* **Objective**
Copy the data exactly; pictures stay out of the copy.

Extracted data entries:
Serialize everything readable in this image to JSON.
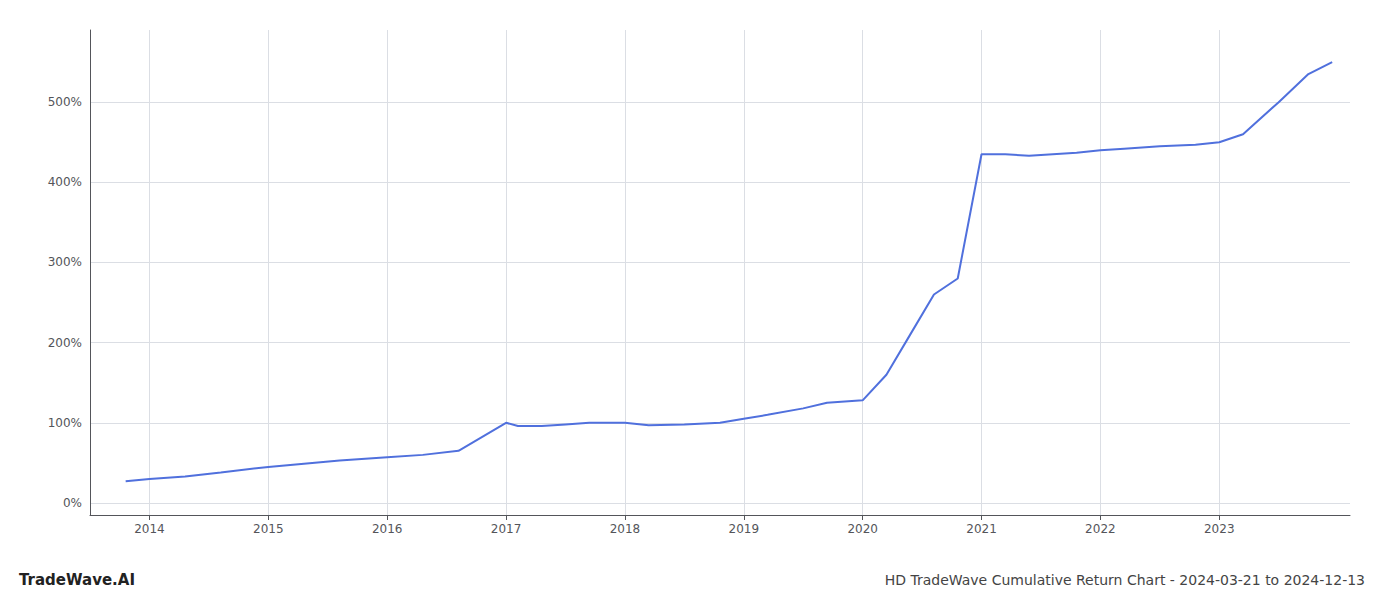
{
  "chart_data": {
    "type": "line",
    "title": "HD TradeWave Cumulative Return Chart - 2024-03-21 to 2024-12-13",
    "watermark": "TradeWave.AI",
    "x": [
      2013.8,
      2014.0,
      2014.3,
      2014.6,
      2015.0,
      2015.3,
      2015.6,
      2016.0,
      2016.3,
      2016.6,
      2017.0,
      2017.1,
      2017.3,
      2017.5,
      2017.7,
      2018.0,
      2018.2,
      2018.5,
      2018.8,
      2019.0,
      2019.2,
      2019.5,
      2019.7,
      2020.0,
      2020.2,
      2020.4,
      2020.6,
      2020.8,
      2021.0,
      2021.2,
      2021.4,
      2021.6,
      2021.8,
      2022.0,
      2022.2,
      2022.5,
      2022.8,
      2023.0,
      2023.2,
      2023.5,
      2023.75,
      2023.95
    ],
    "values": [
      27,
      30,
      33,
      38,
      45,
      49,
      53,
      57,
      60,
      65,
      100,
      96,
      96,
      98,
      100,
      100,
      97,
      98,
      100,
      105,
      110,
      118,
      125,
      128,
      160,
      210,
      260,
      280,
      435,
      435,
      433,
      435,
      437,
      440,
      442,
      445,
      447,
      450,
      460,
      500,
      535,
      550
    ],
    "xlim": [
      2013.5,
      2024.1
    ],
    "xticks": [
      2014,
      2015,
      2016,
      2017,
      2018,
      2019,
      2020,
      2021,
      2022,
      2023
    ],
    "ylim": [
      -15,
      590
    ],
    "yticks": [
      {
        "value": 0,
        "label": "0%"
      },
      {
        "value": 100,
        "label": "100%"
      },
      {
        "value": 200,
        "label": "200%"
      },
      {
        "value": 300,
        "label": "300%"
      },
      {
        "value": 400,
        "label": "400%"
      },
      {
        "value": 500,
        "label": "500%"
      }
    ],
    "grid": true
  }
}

* **Output for this task**
Serialize everything readable in this image to JSON.
{
  "chart_data": {
    "type": "line",
    "title": "HD TradeWave Cumulative Return Chart - 2024-03-21 to 2024-12-13",
    "watermark": "TradeWave.AI",
    "x": [
      2013.8,
      2014.0,
      2014.3,
      2014.6,
      2015.0,
      2015.3,
      2015.6,
      2016.0,
      2016.3,
      2016.6,
      2017.0,
      2017.1,
      2017.3,
      2017.5,
      2017.7,
      2018.0,
      2018.2,
      2018.5,
      2018.8,
      2019.0,
      2019.2,
      2019.5,
      2019.7,
      2020.0,
      2020.2,
      2020.4,
      2020.6,
      2020.8,
      2021.0,
      2021.2,
      2021.4,
      2021.6,
      2021.8,
      2022.0,
      2022.2,
      2022.5,
      2022.8,
      2023.0,
      2023.2,
      2023.5,
      2023.75,
      2023.95
    ],
    "values": [
      27,
      30,
      33,
      38,
      45,
      49,
      53,
      57,
      60,
      65,
      100,
      96,
      96,
      98,
      100,
      100,
      97,
      98,
      100,
      105,
      110,
      118,
      125,
      128,
      160,
      210,
      260,
      280,
      435,
      435,
      433,
      435,
      437,
      440,
      442,
      445,
      447,
      450,
      460,
      500,
      535,
      550
    ],
    "xlim": [
      2013.5,
      2024.1
    ],
    "xticks": [
      2014,
      2015,
      2016,
      2017,
      2018,
      2019,
      2020,
      2021,
      2022,
      2023
    ],
    "ylim": [
      -15,
      590
    ],
    "yticks": [
      {
        "value": 0,
        "label": "0%"
      },
      {
        "value": 100,
        "label": "100%"
      },
      {
        "value": 200,
        "label": "200%"
      },
      {
        "value": 300,
        "label": "300%"
      },
      {
        "value": 400,
        "label": "400%"
      },
      {
        "value": 500,
        "label": "500%"
      }
    ],
    "grid": true
  }
}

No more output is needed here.